= Objective =
Gather every line of the entries that includes the word "content".

<<<<

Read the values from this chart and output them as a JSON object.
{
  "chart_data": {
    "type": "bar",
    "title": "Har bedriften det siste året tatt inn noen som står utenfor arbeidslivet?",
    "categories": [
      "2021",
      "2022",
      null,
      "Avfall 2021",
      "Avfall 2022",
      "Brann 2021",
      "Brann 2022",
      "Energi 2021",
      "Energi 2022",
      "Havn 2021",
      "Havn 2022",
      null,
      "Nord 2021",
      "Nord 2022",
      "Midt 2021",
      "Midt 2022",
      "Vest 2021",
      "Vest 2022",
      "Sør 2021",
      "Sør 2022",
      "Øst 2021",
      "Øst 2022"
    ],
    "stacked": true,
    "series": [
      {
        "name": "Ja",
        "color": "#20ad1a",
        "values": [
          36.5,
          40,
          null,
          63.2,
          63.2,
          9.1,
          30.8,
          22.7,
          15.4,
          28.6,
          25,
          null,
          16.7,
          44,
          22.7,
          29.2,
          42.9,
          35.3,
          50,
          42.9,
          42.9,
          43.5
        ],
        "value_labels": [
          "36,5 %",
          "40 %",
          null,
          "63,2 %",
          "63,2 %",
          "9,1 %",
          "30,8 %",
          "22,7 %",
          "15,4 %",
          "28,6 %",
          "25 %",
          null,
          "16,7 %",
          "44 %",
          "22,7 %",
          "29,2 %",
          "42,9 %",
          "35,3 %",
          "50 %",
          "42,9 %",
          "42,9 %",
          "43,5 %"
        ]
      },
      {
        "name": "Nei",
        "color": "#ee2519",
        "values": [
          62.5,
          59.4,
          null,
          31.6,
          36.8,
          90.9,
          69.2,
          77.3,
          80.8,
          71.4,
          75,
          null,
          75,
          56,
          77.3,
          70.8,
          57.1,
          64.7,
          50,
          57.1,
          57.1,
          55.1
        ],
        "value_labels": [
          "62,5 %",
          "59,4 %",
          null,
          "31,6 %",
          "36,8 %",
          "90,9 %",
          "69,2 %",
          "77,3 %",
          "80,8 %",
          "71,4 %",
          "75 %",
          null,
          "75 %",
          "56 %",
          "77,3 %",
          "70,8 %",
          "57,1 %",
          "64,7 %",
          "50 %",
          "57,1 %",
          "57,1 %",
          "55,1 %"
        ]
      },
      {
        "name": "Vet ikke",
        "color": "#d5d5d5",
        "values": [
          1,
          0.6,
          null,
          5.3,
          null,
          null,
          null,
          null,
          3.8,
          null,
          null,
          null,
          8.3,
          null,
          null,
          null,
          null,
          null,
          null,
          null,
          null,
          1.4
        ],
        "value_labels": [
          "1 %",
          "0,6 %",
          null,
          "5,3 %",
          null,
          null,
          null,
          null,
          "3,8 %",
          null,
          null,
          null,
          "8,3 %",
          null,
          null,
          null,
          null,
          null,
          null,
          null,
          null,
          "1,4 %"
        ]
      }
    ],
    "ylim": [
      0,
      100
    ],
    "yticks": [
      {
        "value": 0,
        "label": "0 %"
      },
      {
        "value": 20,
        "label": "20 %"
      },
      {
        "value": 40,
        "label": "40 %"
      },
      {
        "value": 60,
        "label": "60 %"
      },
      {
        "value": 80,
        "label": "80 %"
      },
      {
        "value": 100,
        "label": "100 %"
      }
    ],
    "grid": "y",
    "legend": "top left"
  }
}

>>>>
<<<<

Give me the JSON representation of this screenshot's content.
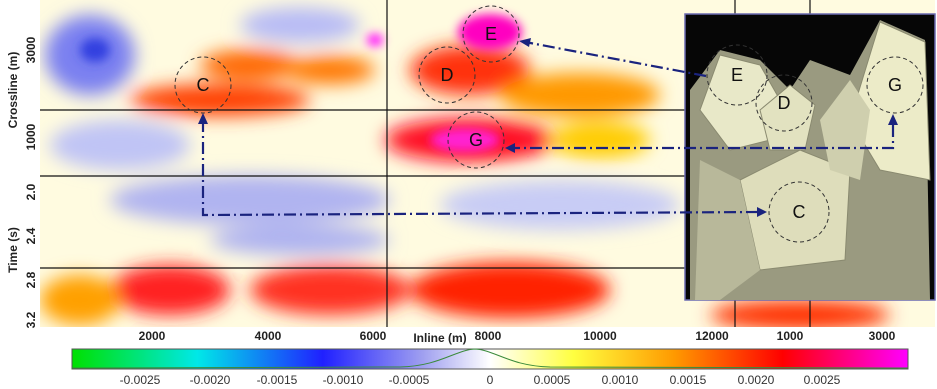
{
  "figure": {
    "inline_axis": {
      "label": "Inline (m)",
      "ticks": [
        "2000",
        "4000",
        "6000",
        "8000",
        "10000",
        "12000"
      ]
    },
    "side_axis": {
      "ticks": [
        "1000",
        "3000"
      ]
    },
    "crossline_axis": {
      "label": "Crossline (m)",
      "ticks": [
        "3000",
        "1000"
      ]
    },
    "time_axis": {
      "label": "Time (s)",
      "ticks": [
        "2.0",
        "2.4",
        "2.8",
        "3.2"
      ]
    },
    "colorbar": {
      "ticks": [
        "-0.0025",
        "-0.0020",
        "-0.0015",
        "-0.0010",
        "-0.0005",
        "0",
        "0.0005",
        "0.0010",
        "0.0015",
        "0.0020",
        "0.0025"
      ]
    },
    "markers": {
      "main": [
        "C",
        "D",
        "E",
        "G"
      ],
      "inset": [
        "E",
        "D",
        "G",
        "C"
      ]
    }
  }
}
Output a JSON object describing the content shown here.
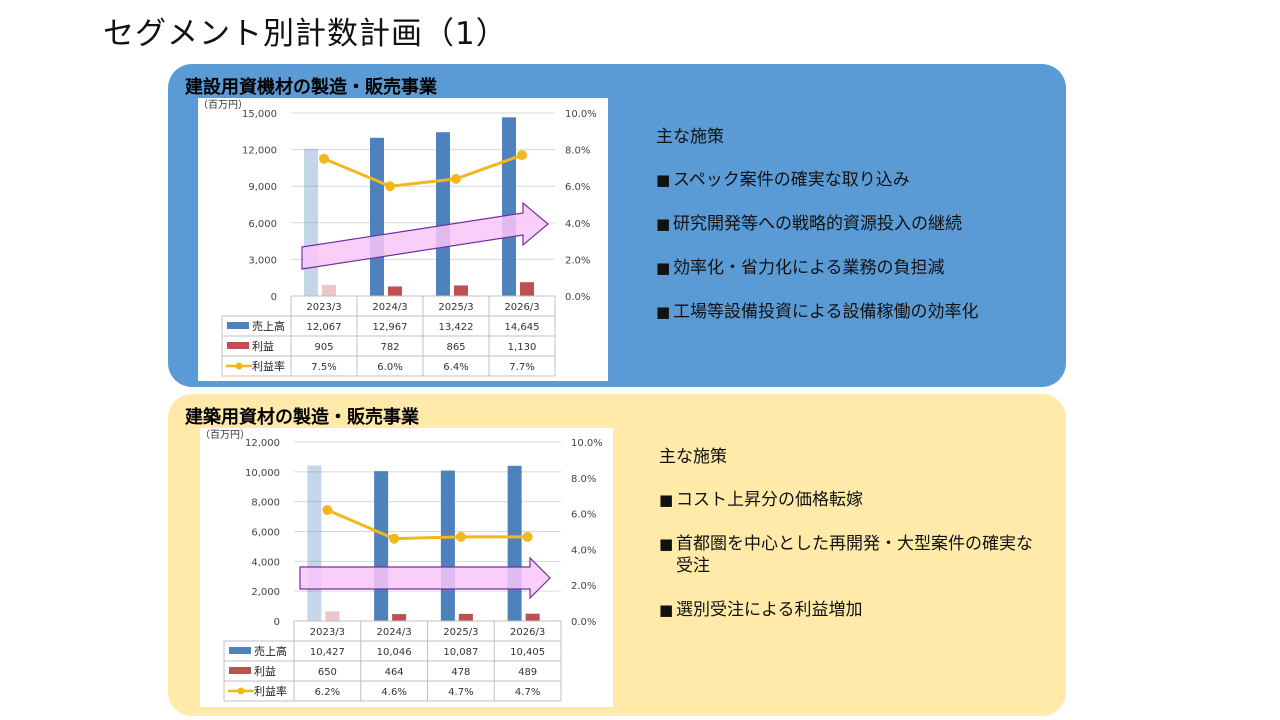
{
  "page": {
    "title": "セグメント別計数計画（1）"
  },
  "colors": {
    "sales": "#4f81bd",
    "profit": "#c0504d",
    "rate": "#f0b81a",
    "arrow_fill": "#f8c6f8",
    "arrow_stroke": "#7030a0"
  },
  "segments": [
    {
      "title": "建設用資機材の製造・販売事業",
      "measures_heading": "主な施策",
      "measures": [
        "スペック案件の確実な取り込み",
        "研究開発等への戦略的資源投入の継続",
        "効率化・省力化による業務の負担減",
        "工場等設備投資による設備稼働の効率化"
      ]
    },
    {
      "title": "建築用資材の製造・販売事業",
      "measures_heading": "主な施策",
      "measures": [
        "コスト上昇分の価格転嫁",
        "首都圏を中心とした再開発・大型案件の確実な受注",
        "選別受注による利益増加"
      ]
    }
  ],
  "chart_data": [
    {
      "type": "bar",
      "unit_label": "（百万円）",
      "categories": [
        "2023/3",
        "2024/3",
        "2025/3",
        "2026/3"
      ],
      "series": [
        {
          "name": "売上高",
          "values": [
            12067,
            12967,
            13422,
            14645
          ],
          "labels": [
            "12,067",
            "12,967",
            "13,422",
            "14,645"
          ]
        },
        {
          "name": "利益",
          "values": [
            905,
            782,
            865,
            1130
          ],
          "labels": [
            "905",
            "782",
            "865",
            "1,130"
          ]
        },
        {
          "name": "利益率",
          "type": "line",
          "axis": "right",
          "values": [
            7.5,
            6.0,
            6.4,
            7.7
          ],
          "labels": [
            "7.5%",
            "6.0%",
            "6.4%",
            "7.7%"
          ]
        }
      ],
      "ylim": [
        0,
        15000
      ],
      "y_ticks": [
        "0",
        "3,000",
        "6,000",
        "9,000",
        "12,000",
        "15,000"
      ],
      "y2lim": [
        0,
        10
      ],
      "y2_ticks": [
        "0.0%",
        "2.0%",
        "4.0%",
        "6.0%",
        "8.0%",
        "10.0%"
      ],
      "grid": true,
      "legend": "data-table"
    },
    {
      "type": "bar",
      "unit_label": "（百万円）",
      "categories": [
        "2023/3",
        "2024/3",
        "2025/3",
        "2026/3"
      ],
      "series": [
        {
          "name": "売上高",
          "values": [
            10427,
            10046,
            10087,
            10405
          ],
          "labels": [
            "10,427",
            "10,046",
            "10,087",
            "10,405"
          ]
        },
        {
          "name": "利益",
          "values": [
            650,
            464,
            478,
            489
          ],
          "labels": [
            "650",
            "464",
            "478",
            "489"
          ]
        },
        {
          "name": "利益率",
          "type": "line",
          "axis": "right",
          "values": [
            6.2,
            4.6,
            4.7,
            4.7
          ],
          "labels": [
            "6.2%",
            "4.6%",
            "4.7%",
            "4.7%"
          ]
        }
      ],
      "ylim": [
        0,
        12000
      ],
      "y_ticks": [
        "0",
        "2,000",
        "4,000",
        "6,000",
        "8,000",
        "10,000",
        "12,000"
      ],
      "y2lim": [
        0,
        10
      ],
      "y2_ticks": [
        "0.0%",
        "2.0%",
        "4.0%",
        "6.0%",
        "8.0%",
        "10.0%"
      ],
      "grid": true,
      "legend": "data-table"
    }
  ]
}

>>>>
<<<<

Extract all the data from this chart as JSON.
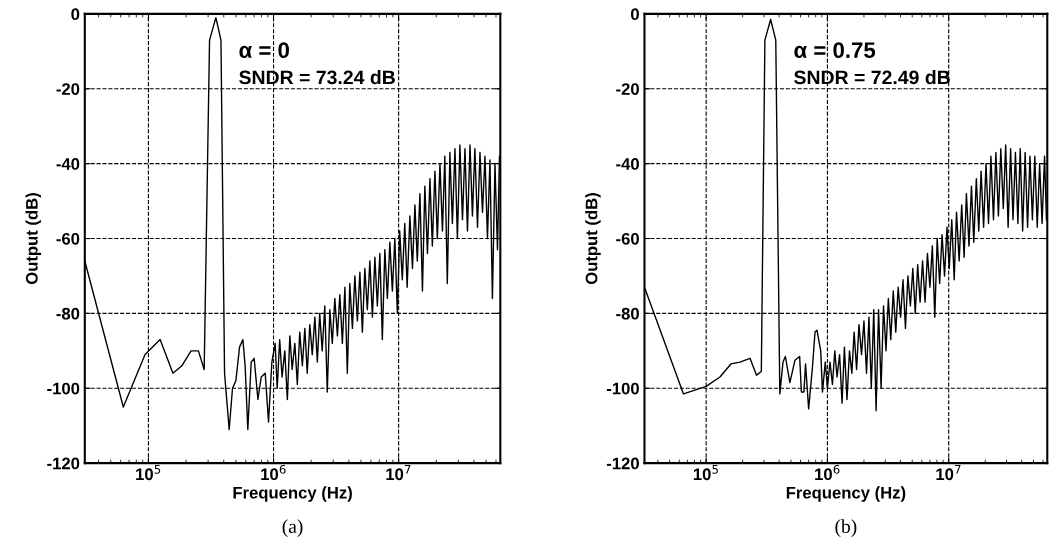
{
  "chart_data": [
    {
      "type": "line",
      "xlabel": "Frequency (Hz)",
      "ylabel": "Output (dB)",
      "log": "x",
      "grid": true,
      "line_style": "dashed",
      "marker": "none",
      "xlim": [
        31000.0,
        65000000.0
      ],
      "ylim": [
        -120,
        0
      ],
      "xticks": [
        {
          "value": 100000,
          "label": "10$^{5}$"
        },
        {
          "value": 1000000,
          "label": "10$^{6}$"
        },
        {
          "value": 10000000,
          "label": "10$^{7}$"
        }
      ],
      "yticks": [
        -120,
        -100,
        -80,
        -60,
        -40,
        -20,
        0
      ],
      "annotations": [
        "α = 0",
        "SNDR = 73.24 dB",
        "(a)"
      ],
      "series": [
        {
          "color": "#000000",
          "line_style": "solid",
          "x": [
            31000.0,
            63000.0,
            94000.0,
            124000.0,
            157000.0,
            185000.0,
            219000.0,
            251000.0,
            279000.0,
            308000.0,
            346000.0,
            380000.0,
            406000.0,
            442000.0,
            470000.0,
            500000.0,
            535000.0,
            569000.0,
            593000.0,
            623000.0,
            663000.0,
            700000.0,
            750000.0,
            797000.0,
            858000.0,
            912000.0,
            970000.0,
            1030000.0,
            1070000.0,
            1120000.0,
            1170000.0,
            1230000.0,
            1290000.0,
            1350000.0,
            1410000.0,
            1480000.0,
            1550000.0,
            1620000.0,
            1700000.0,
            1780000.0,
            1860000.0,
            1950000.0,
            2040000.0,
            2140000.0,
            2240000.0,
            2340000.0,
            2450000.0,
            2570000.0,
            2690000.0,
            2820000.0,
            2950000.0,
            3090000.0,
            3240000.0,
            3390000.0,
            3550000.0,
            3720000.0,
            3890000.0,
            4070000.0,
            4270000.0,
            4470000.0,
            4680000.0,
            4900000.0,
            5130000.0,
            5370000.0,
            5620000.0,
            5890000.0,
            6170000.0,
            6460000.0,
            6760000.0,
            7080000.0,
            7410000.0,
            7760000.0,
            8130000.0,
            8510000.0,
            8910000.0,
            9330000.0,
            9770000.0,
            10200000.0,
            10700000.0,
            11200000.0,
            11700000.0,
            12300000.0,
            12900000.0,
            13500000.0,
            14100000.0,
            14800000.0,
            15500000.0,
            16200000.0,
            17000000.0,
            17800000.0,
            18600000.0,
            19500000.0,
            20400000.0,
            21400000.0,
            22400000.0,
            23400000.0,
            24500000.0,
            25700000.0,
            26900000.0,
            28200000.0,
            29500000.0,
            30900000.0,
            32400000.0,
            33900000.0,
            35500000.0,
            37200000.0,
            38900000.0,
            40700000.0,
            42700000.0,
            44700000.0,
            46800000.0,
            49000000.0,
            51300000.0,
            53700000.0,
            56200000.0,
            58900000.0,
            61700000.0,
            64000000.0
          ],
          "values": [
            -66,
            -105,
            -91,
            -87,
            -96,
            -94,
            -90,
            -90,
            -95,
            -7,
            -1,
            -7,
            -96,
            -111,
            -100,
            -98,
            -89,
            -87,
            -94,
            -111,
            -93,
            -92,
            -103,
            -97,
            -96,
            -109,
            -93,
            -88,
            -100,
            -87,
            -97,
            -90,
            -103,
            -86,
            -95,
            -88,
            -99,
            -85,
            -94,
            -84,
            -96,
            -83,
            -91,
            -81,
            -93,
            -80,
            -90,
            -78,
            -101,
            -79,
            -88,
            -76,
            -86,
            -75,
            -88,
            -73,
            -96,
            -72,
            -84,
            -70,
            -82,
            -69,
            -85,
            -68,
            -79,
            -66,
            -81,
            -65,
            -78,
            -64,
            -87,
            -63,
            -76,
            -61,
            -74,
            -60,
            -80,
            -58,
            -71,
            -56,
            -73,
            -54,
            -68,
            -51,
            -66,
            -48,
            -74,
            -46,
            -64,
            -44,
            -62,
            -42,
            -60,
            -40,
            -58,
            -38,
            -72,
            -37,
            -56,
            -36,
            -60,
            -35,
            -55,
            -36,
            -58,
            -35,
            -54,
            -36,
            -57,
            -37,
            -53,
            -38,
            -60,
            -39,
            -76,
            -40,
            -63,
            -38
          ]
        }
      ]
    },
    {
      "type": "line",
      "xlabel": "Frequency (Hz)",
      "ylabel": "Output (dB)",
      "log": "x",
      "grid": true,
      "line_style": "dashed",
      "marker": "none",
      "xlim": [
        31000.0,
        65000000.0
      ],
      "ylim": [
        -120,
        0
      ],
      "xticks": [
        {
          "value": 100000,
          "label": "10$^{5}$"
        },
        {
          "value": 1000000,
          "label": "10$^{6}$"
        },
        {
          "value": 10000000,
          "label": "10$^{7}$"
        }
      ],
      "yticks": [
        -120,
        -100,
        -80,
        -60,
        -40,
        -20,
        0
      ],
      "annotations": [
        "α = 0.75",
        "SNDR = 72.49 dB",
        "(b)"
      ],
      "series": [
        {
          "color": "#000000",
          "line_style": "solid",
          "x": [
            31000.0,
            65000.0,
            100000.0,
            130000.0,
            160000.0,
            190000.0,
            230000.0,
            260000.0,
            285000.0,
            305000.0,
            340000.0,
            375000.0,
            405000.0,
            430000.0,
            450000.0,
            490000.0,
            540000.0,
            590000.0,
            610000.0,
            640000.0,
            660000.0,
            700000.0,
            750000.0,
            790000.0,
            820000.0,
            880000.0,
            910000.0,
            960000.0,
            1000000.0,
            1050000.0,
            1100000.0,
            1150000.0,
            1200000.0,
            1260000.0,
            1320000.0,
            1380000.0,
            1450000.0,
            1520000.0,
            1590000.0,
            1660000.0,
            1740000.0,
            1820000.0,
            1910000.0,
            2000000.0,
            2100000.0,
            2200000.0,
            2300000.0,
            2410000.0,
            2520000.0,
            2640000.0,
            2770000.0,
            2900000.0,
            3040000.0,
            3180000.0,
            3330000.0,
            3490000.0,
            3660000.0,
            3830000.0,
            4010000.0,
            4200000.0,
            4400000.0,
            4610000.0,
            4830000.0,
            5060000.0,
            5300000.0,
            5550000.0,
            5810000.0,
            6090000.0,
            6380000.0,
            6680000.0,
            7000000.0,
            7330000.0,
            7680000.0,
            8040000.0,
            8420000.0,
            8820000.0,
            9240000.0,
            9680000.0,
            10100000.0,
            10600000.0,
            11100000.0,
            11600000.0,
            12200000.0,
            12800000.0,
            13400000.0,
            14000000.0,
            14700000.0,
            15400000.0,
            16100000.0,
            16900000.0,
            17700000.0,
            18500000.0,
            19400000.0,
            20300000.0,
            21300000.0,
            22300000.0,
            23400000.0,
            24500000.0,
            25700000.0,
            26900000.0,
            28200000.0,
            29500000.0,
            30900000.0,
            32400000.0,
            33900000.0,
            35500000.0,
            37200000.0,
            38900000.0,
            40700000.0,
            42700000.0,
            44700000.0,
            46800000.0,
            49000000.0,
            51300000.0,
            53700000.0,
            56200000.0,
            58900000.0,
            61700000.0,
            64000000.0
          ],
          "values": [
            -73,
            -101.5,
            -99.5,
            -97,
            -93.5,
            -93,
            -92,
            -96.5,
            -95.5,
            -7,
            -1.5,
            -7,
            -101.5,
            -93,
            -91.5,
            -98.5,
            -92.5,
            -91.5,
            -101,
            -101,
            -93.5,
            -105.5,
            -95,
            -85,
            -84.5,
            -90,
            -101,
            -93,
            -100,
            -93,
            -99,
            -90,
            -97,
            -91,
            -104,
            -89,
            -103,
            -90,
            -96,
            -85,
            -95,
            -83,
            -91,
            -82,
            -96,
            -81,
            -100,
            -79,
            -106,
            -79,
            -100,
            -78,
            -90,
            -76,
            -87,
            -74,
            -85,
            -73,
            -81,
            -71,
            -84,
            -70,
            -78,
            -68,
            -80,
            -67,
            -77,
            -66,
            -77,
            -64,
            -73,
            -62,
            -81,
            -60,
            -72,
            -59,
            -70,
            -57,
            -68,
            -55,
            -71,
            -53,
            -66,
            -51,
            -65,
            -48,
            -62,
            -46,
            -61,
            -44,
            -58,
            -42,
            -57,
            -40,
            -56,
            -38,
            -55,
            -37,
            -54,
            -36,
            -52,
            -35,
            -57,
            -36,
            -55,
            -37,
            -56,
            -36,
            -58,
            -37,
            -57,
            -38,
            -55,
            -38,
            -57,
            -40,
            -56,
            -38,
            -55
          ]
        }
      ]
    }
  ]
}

>>>>

= Right answer =
Give me the JSON representation of this screenshot's content.
Output a JSON object describing the content shown here.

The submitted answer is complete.